- SHORT TASK
Transcribe all of the data exactly. Omit the pictures.
-- INPUT DATA start --
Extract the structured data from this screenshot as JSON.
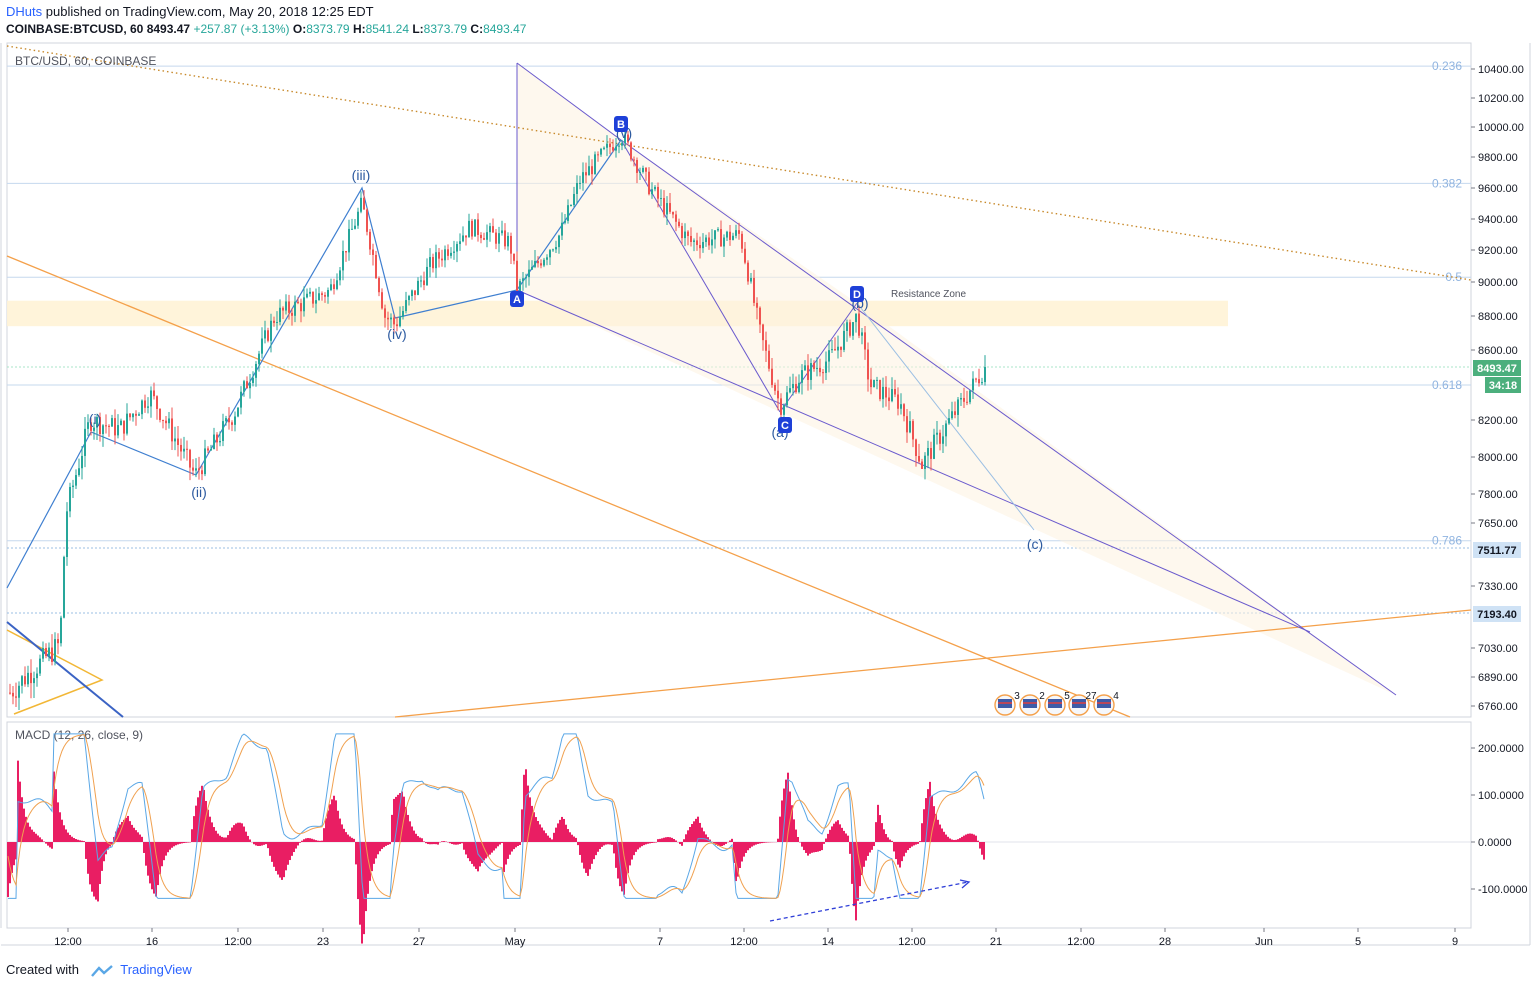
{
  "header": {
    "author": "DHuts",
    "published": "published on TradingView.com, May 20, 2018 12:25 EDT"
  },
  "ohlc": {
    "symbol": "COINBASE:BTCUSD, 60",
    "last": "8493.47",
    "change": "+257.87 (+3.13%)",
    "o_label": "O:",
    "o": "8373.79",
    "h_label": "H:",
    "h": "8541.24",
    "l_label": "L:",
    "l": "8373.79",
    "c_label": "C:",
    "c": "8493.47"
  },
  "pane_title": "BTC/USD, 60, COINBASE",
  "macd_title": "MACD (12, 26, close, 9)",
  "footer": {
    "created": "Created with",
    "brand": "TradingView"
  },
  "colors": {
    "up": "#26a69a",
    "down": "#ef5350",
    "wave": "#1e88e5",
    "channel": "#6a5acd",
    "orange": "#f4a04a",
    "fib": "#90b4e0",
    "hist": "#e91e63",
    "zone": "#fff3d6"
  },
  "chart_data": {
    "type": "candlestick",
    "price_axis": {
      "ticks": [
        "10400.00",
        "10200.00",
        "10000.00",
        "9800.00",
        "9600.00",
        "9400.00",
        "9200.00",
        "9000.00",
        "8800.00",
        "8600.00",
        "8200.00",
        "8000.00",
        "7800.00",
        "7650.00",
        "7330.00",
        "7030.00",
        "6890.00",
        "6760.00"
      ]
    },
    "time_axis": {
      "ticks": [
        "12:00",
        "16",
        "12:00",
        "23",
        "27",
        "May",
        "7",
        "12:00",
        "14",
        "12:00",
        "21",
        "12:00",
        "28",
        "Jun",
        "5",
        "9"
      ]
    },
    "price_labels": [
      {
        "value": "8493.47",
        "sub": "34:18",
        "color": "#4caf7d"
      },
      {
        "value": "7511.77",
        "color": "#cfe2f5"
      },
      {
        "value": "7193.40",
        "color": "#cfe2f5"
      }
    ],
    "fib_levels": [
      {
        "label": "0.236",
        "price": 10420
      },
      {
        "label": "0.382",
        "price": 9630
      },
      {
        "label": "0.5",
        "price": 9030
      },
      {
        "label": "0.618",
        "price": 8400
      },
      {
        "label": "0.786",
        "price": 7560
      }
    ],
    "wave_labels": [
      "(i)",
      "(ii)",
      "(iii)",
      "(iv)",
      "(v)",
      "(a)",
      "(b)",
      "(c)"
    ],
    "pattern_points": [
      "A",
      "B",
      "C",
      "D"
    ],
    "annotation": "Resistance Zone",
    "event_counts": [
      "3",
      "2",
      "5",
      "27",
      "4"
    ],
    "macd_axis": {
      "ticks": [
        "200.0000",
        "100.0000",
        "0.0000",
        "-100.0000"
      ]
    },
    "macd": {
      "fast": 12,
      "slow": 26,
      "source": "close",
      "signal": 9
    }
  }
}
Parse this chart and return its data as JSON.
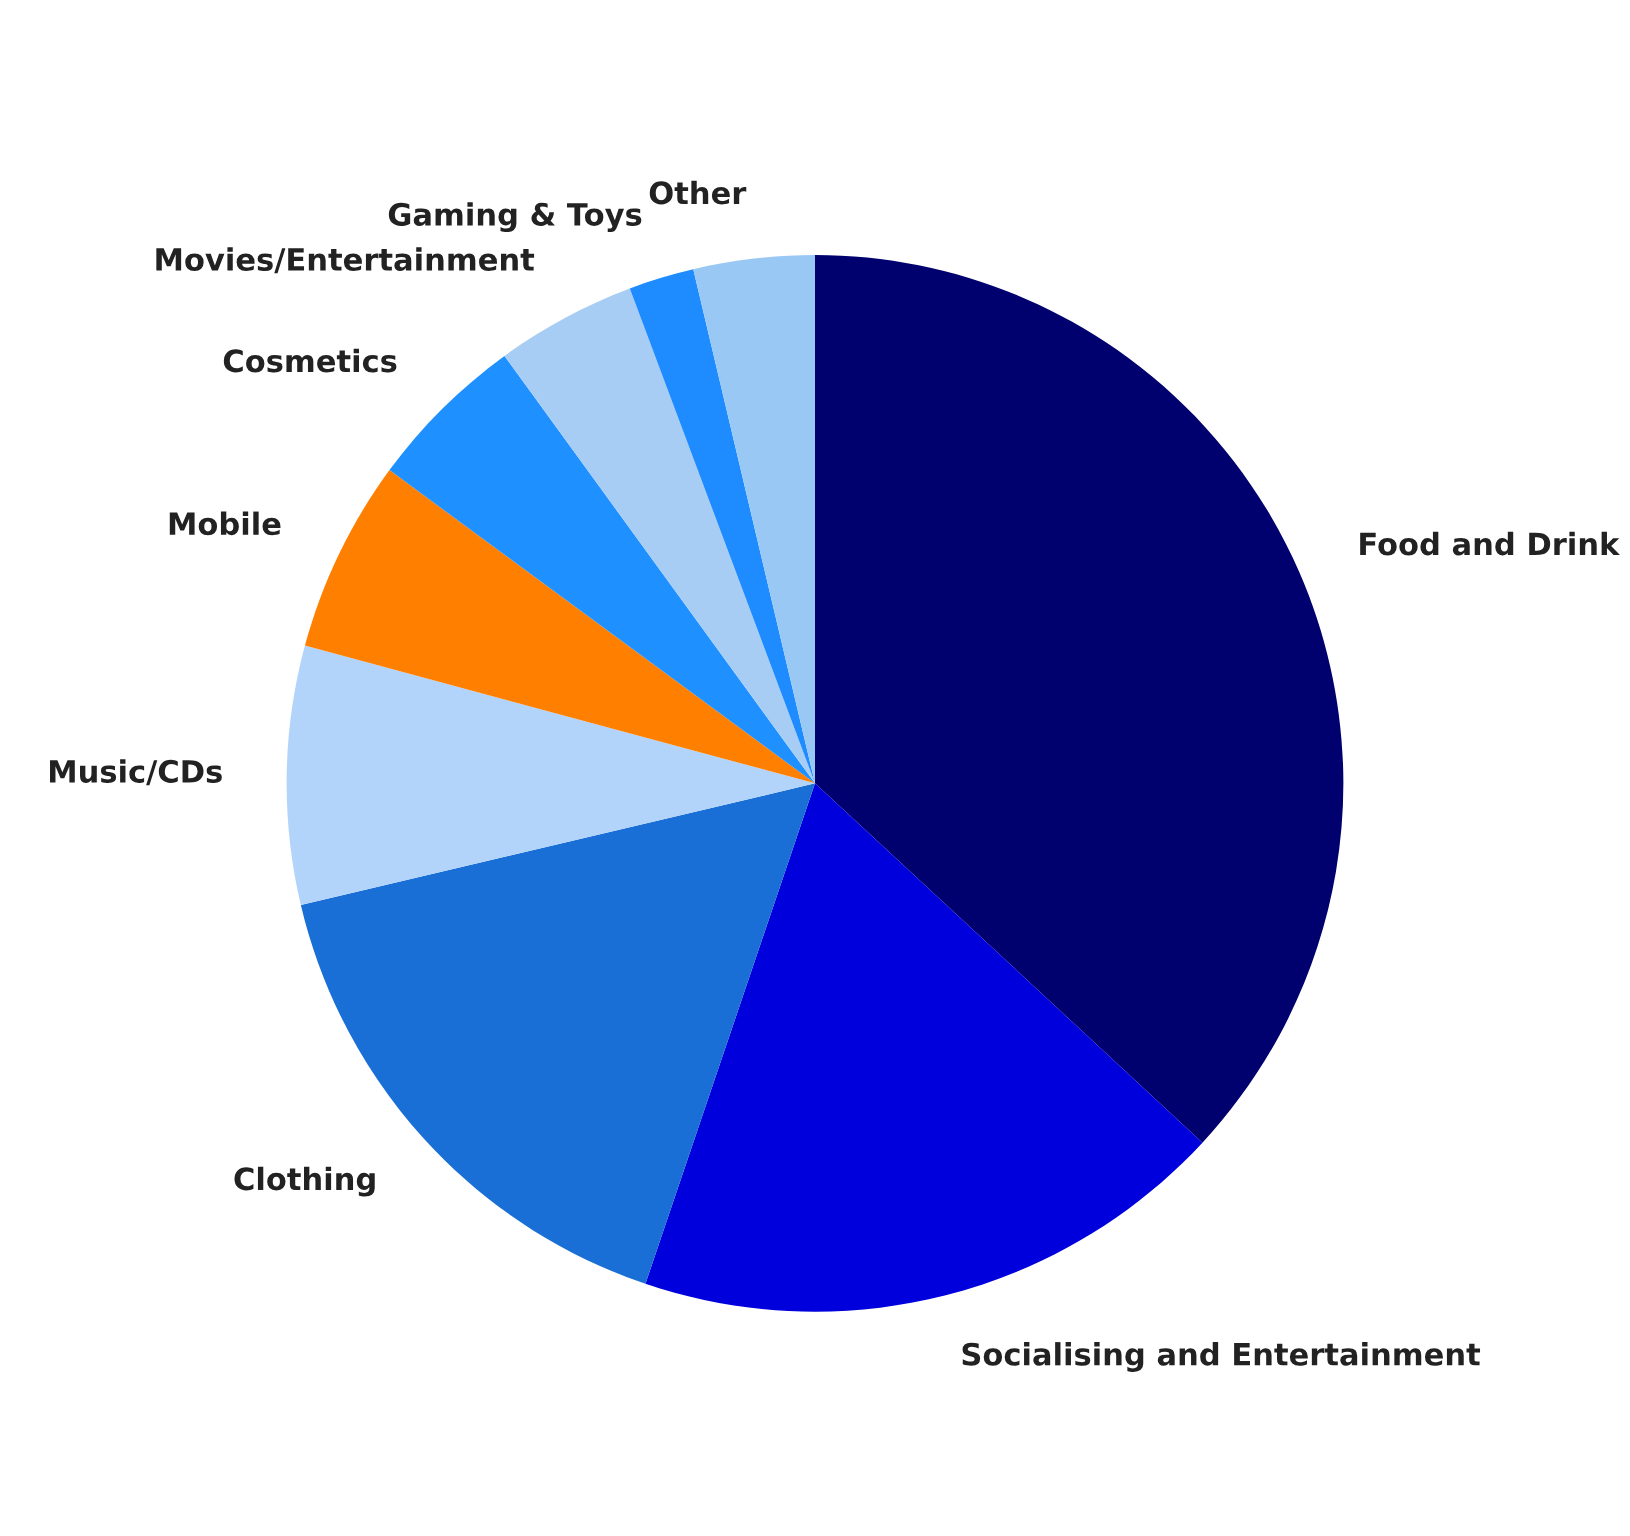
-- INPUT DATA end --
- EXERCISE RESULT
Extract the structured data from this screenshot as JSON.
{
  "header": {
    "author": "DHuts",
    "published": "published on TradingView.com, May 20, 2018 12:25 EDT"
  },
  "ohlc": {
    "symbol": "COINBASE:BTCUSD, 60",
    "last": "8493.47",
    "change": "+257.87 (+3.13%)",
    "o_label": "O:",
    "o": "8373.79",
    "h_label": "H:",
    "h": "8541.24",
    "l_label": "L:",
    "l": "8373.79",
    "c_label": "C:",
    "c": "8493.47"
  },
  "pane_title": "BTC/USD, 60, COINBASE",
  "macd_title": "MACD (12, 26, close, 9)",
  "footer": {
    "created": "Created with",
    "brand": "TradingView"
  },
  "colors": {
    "up": "#26a69a",
    "down": "#ef5350",
    "wave": "#1e88e5",
    "channel": "#6a5acd",
    "orange": "#f4a04a",
    "fib": "#90b4e0",
    "hist": "#e91e63",
    "zone": "#fff3d6"
  },
  "chart_data": {
    "type": "candlestick",
    "price_axis": {
      "ticks": [
        "10400.00",
        "10200.00",
        "10000.00",
        "9800.00",
        "9600.00",
        "9400.00",
        "9200.00",
        "9000.00",
        "8800.00",
        "8600.00",
        "8200.00",
        "8000.00",
        "7800.00",
        "7650.00",
        "7330.00",
        "7030.00",
        "6890.00",
        "6760.00"
      ]
    },
    "time_axis": {
      "ticks": [
        "12:00",
        "16",
        "12:00",
        "23",
        "27",
        "May",
        "7",
        "12:00",
        "14",
        "12:00",
        "21",
        "12:00",
        "28",
        "Jun",
        "5",
        "9"
      ]
    },
    "price_labels": [
      {
        "value": "8493.47",
        "sub": "34:18",
        "color": "#4caf7d"
      },
      {
        "value": "7511.77",
        "color": "#cfe2f5"
      },
      {
        "value": "7193.40",
        "color": "#cfe2f5"
      }
    ],
    "fib_levels": [
      {
        "label": "0.236",
        "price": 10420
      },
      {
        "label": "0.382",
        "price": 9630
      },
      {
        "label": "0.5",
        "price": 9030
      },
      {
        "label": "0.618",
        "price": 8400
      },
      {
        "label": "0.786",
        "price": 7560
      }
    ],
    "wave_labels": [
      "(i)",
      "(ii)",
      "(iii)",
      "(iv)",
      "(v)",
      "(a)",
      "(b)",
      "(c)"
    ],
    "pattern_points": [
      "A",
      "B",
      "C",
      "D"
    ],
    "annotation": "Resistance Zone",
    "event_counts": [
      "3",
      "2",
      "5",
      "27",
      "4"
    ],
    "macd_axis": {
      "ticks": [
        "200.0000",
        "100.0000",
        "0.0000",
        "-100.0000"
      ]
    },
    "macd": {
      "fast": 12,
      "slow": 26,
      "source": "close",
      "signal": 9
    }
  }
}
Parse this chart and return its data as JSON.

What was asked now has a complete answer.